- [Your goal] Find the word "marzo" in the data. Return every line where it appears.
START Task input
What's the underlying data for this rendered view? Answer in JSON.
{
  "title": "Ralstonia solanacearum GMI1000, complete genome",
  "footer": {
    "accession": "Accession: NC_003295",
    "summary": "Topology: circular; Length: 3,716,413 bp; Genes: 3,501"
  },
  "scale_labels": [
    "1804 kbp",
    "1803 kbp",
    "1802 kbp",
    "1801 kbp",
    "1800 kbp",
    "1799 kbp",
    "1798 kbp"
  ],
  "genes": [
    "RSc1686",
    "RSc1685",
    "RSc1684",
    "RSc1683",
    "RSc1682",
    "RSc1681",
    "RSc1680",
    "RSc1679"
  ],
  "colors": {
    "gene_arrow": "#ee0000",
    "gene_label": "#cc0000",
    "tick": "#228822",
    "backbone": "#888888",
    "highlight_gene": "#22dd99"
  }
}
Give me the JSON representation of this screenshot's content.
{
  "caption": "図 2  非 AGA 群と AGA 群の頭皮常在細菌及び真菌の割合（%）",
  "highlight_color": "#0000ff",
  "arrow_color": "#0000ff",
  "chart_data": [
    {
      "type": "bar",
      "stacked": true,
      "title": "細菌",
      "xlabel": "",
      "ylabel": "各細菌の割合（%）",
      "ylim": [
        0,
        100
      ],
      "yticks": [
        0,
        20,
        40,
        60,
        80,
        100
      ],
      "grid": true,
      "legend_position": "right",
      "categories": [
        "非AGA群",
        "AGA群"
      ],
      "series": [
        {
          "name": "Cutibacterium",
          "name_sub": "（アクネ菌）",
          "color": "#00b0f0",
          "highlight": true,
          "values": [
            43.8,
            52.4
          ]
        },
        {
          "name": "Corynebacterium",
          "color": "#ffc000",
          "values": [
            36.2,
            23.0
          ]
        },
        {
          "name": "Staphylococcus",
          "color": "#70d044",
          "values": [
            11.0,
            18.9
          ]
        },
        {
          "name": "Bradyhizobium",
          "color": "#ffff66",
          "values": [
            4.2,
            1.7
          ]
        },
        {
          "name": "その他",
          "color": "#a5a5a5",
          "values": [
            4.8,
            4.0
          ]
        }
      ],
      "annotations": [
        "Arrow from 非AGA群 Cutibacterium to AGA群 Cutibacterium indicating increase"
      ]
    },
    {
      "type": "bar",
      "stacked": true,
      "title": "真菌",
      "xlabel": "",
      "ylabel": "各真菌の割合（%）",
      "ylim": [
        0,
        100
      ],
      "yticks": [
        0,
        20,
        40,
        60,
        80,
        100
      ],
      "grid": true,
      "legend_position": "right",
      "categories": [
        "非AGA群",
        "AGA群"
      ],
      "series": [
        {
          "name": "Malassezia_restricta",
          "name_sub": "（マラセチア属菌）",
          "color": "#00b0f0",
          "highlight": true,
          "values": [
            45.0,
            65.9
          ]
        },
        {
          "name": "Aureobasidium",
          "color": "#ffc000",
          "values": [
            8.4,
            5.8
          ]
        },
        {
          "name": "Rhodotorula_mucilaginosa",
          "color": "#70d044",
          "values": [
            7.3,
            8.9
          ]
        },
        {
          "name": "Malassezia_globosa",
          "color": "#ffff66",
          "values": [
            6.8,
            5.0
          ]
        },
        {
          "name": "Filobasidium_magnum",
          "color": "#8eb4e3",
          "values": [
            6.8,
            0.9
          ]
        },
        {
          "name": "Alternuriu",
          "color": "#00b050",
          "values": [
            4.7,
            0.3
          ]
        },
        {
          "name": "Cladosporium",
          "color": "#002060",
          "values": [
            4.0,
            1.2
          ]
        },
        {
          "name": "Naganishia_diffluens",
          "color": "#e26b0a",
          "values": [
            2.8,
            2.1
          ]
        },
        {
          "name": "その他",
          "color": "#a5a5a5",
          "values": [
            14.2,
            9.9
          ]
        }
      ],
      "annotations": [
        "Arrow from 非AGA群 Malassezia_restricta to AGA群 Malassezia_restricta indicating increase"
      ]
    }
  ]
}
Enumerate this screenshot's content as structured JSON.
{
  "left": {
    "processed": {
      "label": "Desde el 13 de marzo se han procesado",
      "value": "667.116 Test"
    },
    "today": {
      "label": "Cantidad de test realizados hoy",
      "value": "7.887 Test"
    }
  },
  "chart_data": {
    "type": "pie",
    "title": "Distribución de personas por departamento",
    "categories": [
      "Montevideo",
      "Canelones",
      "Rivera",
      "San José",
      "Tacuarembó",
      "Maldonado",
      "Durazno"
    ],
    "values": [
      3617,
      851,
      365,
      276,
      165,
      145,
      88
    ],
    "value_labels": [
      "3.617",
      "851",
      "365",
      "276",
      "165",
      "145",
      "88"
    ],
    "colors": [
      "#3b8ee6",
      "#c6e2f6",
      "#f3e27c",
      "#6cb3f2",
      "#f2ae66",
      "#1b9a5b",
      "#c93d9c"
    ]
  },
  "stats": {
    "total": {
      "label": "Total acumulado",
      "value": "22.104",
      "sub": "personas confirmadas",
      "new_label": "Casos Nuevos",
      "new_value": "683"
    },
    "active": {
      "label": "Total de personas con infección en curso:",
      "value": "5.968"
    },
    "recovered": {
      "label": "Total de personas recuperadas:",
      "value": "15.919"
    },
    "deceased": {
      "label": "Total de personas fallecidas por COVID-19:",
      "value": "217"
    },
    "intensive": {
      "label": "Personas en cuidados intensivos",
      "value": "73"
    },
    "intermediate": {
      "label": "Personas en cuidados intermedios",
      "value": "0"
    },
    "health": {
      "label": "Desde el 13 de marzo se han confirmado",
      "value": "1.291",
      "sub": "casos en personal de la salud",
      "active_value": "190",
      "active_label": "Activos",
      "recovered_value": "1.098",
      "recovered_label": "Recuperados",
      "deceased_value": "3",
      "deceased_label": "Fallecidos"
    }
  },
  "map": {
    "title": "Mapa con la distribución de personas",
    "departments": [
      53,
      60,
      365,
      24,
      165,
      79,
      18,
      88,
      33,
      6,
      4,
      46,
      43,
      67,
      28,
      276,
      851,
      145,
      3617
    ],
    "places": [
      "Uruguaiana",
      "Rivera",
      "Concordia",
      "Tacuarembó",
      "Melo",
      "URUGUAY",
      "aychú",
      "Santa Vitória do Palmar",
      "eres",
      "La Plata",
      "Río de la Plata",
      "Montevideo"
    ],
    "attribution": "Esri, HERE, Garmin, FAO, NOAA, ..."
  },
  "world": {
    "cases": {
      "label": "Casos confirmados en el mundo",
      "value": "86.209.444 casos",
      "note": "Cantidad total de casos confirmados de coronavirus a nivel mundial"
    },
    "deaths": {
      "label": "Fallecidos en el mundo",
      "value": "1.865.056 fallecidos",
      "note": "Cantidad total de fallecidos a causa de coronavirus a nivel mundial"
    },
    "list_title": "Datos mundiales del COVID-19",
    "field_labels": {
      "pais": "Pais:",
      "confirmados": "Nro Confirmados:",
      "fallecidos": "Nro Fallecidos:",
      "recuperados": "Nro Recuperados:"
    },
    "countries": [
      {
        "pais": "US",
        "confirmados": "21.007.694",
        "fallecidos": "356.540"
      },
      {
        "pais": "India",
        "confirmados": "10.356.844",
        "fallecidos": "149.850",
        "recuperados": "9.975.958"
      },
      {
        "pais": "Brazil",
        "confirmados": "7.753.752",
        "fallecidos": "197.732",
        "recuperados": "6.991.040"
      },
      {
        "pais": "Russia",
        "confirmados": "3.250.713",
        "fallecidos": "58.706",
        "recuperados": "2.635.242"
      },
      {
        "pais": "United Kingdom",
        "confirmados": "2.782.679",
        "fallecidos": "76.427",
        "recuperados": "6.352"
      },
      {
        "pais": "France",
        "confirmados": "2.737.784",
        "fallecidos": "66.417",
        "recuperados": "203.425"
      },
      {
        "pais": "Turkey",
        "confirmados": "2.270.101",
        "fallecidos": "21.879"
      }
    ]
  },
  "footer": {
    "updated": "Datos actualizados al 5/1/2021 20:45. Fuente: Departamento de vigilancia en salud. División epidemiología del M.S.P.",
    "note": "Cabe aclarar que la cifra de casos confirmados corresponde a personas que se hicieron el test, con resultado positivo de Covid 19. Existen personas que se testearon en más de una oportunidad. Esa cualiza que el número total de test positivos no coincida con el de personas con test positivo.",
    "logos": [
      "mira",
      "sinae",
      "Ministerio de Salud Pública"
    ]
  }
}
END Task input
START Task input
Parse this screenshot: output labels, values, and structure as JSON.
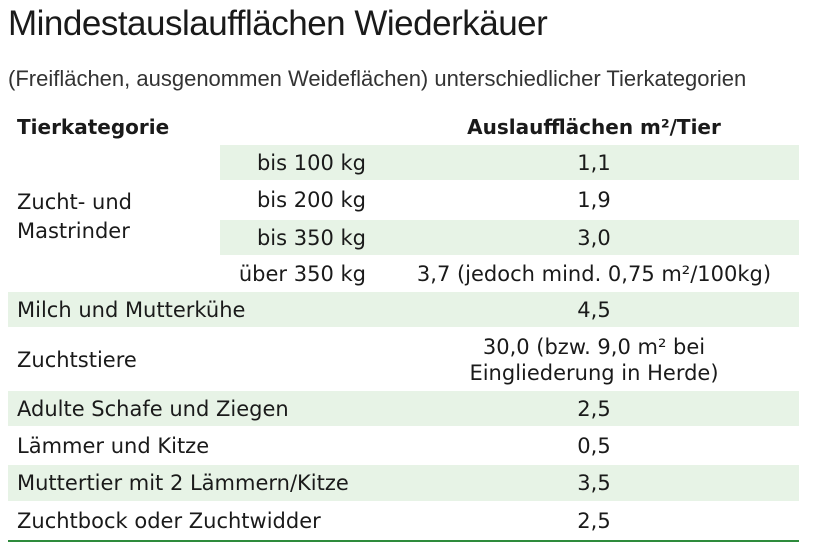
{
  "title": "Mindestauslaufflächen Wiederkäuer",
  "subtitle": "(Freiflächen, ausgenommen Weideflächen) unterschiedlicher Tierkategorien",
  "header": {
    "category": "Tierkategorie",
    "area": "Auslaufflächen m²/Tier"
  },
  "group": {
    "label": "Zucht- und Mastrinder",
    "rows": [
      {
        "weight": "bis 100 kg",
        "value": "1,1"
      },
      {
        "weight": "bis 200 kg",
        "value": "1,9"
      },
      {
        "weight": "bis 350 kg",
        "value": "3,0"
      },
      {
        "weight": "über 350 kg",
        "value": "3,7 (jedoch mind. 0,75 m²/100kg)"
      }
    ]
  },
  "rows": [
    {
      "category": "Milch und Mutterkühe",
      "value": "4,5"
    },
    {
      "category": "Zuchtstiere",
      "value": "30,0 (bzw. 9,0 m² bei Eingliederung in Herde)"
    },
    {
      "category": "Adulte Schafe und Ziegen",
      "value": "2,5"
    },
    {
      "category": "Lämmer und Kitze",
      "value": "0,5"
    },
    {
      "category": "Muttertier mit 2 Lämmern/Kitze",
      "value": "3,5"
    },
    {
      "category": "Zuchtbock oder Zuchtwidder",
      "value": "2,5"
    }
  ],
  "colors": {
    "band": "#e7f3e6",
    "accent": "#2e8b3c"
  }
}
END Task input
- [The completed task]
      "label": "Desde el 13 de marzo se han procesado",
      "label": "Desde el 13 de marzo se han confirmado",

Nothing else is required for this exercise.